- Supplied material
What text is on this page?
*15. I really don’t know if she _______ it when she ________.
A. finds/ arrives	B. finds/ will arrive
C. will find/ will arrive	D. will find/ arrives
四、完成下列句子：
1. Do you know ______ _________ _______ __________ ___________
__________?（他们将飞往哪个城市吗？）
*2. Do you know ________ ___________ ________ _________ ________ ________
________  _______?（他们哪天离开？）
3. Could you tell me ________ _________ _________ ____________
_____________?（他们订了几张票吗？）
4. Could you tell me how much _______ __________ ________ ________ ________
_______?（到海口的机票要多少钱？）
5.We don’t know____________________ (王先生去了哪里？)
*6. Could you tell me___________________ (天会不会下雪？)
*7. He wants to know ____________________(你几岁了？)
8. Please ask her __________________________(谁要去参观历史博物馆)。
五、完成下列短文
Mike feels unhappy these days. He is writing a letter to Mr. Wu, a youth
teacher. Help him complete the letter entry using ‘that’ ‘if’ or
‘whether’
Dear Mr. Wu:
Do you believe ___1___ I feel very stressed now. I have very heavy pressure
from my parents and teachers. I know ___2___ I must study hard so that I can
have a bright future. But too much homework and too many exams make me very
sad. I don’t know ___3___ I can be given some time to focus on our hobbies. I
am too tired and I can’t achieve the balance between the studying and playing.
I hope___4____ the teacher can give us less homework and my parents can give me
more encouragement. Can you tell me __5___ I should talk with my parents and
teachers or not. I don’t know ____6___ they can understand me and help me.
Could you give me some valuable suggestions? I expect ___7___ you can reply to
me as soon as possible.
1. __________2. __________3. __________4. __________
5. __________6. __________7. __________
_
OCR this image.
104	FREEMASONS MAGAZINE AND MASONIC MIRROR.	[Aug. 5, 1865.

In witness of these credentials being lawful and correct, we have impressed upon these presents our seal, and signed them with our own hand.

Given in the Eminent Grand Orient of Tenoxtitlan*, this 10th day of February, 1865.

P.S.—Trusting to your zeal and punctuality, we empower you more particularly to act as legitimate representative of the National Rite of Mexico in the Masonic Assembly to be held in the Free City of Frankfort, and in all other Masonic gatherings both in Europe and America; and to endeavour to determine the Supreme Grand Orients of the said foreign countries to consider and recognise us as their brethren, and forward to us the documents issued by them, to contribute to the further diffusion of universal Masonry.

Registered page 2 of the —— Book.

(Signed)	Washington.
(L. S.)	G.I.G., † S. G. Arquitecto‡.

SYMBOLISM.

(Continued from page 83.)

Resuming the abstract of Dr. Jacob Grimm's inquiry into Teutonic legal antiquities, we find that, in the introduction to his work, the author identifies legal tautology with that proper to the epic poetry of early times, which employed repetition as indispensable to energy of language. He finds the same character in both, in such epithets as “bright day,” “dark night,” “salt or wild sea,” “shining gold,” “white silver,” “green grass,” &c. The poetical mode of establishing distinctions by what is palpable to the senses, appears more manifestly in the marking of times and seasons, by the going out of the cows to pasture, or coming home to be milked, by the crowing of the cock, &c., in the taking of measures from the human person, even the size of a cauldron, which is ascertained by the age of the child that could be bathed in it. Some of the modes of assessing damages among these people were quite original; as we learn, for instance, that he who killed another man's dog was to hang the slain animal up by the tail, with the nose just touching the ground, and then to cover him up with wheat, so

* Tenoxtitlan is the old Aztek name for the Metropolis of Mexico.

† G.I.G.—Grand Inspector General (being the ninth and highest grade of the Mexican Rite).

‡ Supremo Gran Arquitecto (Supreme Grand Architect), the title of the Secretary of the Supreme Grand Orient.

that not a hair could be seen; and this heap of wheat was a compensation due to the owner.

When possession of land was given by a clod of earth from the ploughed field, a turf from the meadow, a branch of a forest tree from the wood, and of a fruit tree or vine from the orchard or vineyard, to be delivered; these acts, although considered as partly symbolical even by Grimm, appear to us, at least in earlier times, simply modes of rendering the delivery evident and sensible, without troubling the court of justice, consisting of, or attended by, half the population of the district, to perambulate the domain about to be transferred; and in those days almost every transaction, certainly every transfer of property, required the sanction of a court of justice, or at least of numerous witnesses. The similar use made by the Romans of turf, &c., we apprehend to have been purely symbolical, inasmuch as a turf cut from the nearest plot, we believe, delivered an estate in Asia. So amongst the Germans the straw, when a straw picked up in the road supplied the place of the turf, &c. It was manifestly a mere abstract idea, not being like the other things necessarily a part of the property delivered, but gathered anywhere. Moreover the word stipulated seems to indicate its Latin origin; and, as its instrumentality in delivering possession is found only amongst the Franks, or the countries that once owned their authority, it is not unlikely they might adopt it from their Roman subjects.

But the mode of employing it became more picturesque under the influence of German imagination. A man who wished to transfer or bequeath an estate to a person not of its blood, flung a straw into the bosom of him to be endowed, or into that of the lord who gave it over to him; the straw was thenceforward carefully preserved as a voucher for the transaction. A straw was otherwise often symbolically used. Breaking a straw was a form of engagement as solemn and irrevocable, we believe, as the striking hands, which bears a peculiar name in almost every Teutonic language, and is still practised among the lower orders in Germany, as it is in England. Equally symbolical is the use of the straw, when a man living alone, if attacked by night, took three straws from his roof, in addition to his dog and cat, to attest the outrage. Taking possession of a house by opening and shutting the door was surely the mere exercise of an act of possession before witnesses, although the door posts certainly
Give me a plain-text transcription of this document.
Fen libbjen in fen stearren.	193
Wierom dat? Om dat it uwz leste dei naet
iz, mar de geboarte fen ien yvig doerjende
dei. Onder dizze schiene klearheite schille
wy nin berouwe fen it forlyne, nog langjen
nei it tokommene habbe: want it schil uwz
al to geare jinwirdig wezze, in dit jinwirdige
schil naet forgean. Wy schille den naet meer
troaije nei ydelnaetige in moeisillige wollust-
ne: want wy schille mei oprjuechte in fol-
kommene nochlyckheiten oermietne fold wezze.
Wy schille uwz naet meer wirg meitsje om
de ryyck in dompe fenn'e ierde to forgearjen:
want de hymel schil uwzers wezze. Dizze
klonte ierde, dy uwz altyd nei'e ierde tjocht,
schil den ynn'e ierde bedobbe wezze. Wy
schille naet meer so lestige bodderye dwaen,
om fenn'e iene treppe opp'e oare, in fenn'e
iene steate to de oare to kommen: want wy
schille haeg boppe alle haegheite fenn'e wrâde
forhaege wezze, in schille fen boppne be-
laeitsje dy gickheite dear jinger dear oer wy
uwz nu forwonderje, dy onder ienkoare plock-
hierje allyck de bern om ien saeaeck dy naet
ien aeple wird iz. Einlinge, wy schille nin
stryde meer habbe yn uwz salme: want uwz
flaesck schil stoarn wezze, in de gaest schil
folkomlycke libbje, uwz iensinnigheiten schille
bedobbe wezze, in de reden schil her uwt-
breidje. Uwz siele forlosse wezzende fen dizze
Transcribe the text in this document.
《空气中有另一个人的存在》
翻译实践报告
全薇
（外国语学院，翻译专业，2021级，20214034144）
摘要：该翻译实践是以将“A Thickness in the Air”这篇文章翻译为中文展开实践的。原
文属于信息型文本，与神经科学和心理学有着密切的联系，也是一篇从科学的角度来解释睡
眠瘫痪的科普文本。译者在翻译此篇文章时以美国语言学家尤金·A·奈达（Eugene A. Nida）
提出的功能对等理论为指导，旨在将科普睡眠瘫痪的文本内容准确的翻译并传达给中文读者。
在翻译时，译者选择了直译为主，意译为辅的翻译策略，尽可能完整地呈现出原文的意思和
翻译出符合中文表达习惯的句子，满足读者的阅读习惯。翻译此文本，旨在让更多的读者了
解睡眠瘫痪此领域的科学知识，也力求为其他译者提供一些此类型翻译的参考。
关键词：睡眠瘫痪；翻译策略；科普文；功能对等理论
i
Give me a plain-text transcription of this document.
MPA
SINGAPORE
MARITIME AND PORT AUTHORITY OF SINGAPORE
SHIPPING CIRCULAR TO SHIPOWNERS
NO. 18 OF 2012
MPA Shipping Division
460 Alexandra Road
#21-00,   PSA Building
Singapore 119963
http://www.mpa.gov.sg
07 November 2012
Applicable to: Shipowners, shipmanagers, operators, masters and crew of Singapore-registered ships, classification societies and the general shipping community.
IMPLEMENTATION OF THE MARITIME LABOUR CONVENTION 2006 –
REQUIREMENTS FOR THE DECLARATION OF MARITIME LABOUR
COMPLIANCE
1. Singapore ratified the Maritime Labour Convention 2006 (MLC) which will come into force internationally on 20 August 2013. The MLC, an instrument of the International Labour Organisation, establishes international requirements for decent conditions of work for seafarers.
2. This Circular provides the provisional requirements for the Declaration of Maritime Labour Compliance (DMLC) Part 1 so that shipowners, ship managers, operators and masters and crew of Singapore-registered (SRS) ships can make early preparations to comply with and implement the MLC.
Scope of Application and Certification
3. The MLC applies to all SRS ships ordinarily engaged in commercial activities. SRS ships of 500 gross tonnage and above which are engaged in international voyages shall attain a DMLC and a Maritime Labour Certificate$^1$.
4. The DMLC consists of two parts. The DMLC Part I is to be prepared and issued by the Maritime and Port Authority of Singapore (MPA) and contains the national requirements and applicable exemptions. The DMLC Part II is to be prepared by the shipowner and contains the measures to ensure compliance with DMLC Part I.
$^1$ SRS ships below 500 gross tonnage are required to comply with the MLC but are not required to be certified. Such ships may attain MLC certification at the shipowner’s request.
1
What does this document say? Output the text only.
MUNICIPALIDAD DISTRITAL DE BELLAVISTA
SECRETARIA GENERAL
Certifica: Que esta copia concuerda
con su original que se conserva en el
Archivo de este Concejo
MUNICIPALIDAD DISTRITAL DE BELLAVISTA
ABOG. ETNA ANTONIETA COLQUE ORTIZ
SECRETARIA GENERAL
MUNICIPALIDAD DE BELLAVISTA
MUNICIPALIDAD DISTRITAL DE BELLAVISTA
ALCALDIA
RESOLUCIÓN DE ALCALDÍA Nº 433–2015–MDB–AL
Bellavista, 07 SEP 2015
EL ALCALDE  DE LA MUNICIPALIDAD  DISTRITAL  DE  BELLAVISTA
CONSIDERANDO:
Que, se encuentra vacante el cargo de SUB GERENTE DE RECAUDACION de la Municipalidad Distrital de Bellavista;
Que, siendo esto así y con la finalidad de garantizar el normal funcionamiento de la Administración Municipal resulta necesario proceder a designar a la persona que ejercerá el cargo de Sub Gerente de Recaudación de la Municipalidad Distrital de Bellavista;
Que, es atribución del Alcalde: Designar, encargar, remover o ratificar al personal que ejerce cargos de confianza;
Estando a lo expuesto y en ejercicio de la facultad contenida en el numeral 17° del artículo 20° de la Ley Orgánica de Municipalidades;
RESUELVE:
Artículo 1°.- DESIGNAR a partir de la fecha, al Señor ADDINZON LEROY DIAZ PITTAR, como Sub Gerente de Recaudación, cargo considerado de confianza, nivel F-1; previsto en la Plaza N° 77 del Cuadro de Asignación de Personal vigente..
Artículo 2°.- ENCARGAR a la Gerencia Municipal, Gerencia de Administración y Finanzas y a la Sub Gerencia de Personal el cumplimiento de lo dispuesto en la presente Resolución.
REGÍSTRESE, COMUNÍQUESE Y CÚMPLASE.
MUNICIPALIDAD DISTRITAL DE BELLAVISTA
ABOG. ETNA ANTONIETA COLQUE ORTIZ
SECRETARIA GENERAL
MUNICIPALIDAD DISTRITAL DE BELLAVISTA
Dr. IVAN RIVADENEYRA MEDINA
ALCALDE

- Exercise directions
Check each line of the listing above for the string "confianza", then report only how many lines have it.

- Exercise solution
2